* WHAT THIS TASK INVOLVES
Can you output the records below exactly as they are written?

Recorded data
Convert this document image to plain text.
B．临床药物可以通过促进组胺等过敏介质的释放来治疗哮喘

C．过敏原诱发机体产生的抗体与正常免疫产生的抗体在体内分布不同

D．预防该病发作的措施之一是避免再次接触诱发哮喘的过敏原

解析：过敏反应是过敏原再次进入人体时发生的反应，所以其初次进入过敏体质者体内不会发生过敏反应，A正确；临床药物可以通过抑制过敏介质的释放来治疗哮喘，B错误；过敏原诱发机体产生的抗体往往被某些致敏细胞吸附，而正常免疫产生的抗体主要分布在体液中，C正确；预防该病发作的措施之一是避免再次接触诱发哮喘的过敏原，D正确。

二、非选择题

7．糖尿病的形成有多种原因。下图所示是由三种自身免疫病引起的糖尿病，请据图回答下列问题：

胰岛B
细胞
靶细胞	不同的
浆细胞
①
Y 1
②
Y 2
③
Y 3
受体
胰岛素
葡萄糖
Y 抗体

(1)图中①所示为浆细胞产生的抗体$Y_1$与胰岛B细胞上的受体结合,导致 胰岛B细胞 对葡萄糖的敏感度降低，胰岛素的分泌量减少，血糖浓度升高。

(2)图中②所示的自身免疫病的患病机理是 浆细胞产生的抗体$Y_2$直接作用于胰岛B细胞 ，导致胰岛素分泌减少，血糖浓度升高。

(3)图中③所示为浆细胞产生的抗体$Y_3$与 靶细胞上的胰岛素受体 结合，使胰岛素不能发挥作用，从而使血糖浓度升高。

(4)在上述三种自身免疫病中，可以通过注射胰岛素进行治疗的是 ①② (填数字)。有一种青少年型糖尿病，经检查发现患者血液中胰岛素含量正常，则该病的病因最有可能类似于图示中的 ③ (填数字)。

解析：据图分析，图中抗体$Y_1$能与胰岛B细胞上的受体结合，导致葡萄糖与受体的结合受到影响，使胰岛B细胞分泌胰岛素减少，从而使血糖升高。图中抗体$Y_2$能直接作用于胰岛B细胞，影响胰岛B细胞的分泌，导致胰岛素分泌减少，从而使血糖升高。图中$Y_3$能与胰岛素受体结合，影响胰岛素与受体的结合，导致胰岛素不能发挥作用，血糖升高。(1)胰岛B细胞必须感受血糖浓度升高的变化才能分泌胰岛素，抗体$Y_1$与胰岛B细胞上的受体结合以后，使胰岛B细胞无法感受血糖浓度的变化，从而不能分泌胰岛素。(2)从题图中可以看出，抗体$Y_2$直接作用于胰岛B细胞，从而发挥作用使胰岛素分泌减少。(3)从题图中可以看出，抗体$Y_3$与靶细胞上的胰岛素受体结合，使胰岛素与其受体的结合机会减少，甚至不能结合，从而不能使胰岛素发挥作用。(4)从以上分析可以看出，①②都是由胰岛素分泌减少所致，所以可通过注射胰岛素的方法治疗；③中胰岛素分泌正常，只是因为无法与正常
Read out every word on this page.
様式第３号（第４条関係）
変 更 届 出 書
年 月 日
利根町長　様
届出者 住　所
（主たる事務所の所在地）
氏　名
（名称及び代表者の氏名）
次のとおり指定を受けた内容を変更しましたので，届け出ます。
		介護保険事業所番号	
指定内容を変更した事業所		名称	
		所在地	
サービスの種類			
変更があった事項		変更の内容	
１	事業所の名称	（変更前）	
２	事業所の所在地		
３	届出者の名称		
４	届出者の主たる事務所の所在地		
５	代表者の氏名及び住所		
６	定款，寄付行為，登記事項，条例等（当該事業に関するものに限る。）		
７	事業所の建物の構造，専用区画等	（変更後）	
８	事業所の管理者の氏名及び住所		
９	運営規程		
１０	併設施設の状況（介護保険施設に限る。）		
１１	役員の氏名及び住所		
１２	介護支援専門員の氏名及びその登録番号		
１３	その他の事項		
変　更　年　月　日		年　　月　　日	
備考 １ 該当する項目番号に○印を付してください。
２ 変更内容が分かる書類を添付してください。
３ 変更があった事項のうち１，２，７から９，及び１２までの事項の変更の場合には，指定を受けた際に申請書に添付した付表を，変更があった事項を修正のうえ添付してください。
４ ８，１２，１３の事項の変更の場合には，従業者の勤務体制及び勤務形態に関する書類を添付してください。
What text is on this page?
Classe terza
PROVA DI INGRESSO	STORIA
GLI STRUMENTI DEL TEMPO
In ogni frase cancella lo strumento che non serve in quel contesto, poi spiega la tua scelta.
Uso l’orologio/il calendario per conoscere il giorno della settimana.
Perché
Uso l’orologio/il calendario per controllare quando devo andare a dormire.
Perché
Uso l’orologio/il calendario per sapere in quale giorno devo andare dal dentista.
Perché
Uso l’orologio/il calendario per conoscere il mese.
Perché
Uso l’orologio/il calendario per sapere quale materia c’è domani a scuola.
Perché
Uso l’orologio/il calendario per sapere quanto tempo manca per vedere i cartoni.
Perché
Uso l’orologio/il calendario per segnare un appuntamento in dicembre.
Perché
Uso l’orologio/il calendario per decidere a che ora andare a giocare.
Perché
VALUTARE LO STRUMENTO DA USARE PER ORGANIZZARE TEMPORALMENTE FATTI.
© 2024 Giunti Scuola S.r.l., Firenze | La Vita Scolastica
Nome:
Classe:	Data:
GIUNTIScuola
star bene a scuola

* REPLY
Convert this document image to plain text.
B．临床药物可以通过促进组胺等过敏介质的释放来治疗哮喘

C．过敏原诱发机体产生的抗体与正常免疫产生的抗体在体内分布不同

D．预防该病发作的措施之一是避免再次接触诱发哮喘的过敏原

解析：过敏反应是过敏原再次进入人体时发生的反应，所以其初次进入过敏体质者体内不会发生过敏反应，A正确；临床药物可以通过抑制过敏介质的释放来治疗哮喘，B错误；过敏原诱发机体产生的抗体往往被某些致敏细胞吸附，而正常免疫产生的抗体主要分布在体液中，C正确；预防该病发作的措施之一是避免再次接触诱发哮喘的过敏原，D正确。

二、非选择题

7．糖尿病的形成有多种原因。下图所示是由三种自身免疫病引起的糖尿病，请据图回答下列问题：

胰岛B
细胞
靶细胞	不同的
浆细胞
①
Y 1
②
Y 2
③
Y 3
受体
胰岛素
葡萄糖
Y 抗体

(1)图中①所示为浆细胞产生的抗体$Y_1$与胰岛B细胞上的受体结合,导致 胰岛B细胞 对葡萄糖的敏感度降低，胰岛素的分泌量减少，血糖浓度升高。

(2)图中②所示的自身免疫病的患病机理是 浆细胞产生的抗体$Y_2$直接作用于胰岛B细胞 ，导致胰岛素分泌减少，血糖浓度升高。

(3)图中③所示为浆细胞产生的抗体$Y_3$与 靶细胞上的胰岛素受体 结合，使胰岛素不能发挥作用，从而使血糖浓度升高。

(4)在上述三种自身免疫病中，可以通过注射胰岛素进行治疗的是 ①② (填数字)。有一种青少年型糖尿病，经检查发现患者血液中胰岛素含量正常，则该病的病因最有可能类似于图示中的 ③ (填数字)。

解析：据图分析，图中抗体$Y_1$能与胰岛B细胞上的受体结合，导致葡萄糖与受体的结合受到影响，使胰岛B细胞分泌胰岛素减少，从而使血糖升高。图中抗体$Y_2$能直接作用于胰岛B细胞，影响胰岛B细胞的分泌，导致胰岛素分泌减少，从而使血糖升高。图中$Y_3$能与胰岛素受体结合，影响胰岛素与受体的结合，导致胰岛素不能发挥作用，血糖升高。(1)胰岛B细胞必须感受血糖浓度升高的变化才能分泌胰岛素，抗体$Y_1$与胰岛B细胞上的受体结合以后，使胰岛B细胞无法感受血糖浓度的变化，从而不能分泌胰岛素。(2)从题图中可以看出，抗体$Y_2$直接作用于胰岛B细胞，从而发挥作用使胰岛素分泌减少。(3)从题图中可以看出，抗体$Y_3$与靶细胞上的胰岛素受体结合，使胰岛素与其受体的结合机会减少，甚至不能结合，从而不能使胰岛素发挥作用。(4)从以上分析可以看出，①②都是由胰岛素分泌减少所致，所以可通过注射胰岛素的方法治疗；③中胰岛素分泌正常，只是因为无法与正常
Read out every word on this page.
様式第３号（第４条関係）
変 更 届 出 書
年 月 日
利根町長　様
届出者 住　所
（主たる事務所の所在地）
氏　名
（名称及び代表者の氏名）
次のとおり指定を受けた内容を変更しましたので，届け出ます。
		介護保険事業所番号	
指定内容を変更した事業所		名称	
		所在地	
サービスの種類			
変更があった事項		変更の内容	
１	事業所の名称	（変更前）	
２	事業所の所在地		
３	届出者の名称		
４	届出者の主たる事務所の所在地		
５	代表者の氏名及び住所		
６	定款，寄付行為，登記事項，条例等（当該事業に関するものに限る。）		
７	事業所の建物の構造，専用区画等	（変更後）	
８	事業所の管理者の氏名及び住所		
９	運営規程		
１０	併設施設の状況（介護保険施設に限る。）		
１１	役員の氏名及び住所		
１２	介護支援専門員の氏名及びその登録番号		
１３	その他の事項		
変　更　年　月　日		年　　月　　日	
備考 １ 該当する項目番号に○印を付してください。
２ 変更内容が分かる書類を添付してください。
３ 変更があった事項のうち１，２，７から９，及び１２までの事項の変更の場合には，指定を受けた際に申請書に添付した付表を，変更があった事項を修正のうえ添付してください。
４ ８，１２，１３の事項の変更の場合には，従業者の勤務体制及び勤務形態に関する書類を添付してください。
What text is on this page?
Classe terza
PROVA DI INGRESSO	STORIA
GLI STRUMENTI DEL TEMPO
In ogni frase cancella lo strumento che non serve in quel contesto, poi spiega la tua scelta.
Uso l’orologio/il calendario per conoscere il giorno della settimana.
Perché
Uso l’orologio/il calendario per controllare quando devo andare a dormire.
Perché
Uso l’orologio/il calendario per sapere in quale giorno devo andare dal dentista.
Perché
Uso l’orologio/il calendario per conoscere il mese.
Perché
Uso l’orologio/il calendario per sapere quale materia c’è domani a scuola.
Perché
Uso l’orologio/il calendario per sapere quanto tempo manca per vedere i cartoni.
Perché
Uso l’orologio/il calendario per segnare un appuntamento in dicembre.
Perché
Uso l’orologio/il calendario per decidere a che ora andare a giocare.
Perché
VALUTARE LO STRUMENTO DA USARE PER ORGANIZZARE TEMPORALMENTE FATTI.
© 2024 Giunti Scuola S.r.l., Firenze | La Vita Scolastica
Nome:
Classe:	Data:
GIUNTIScuola
star bene a scuola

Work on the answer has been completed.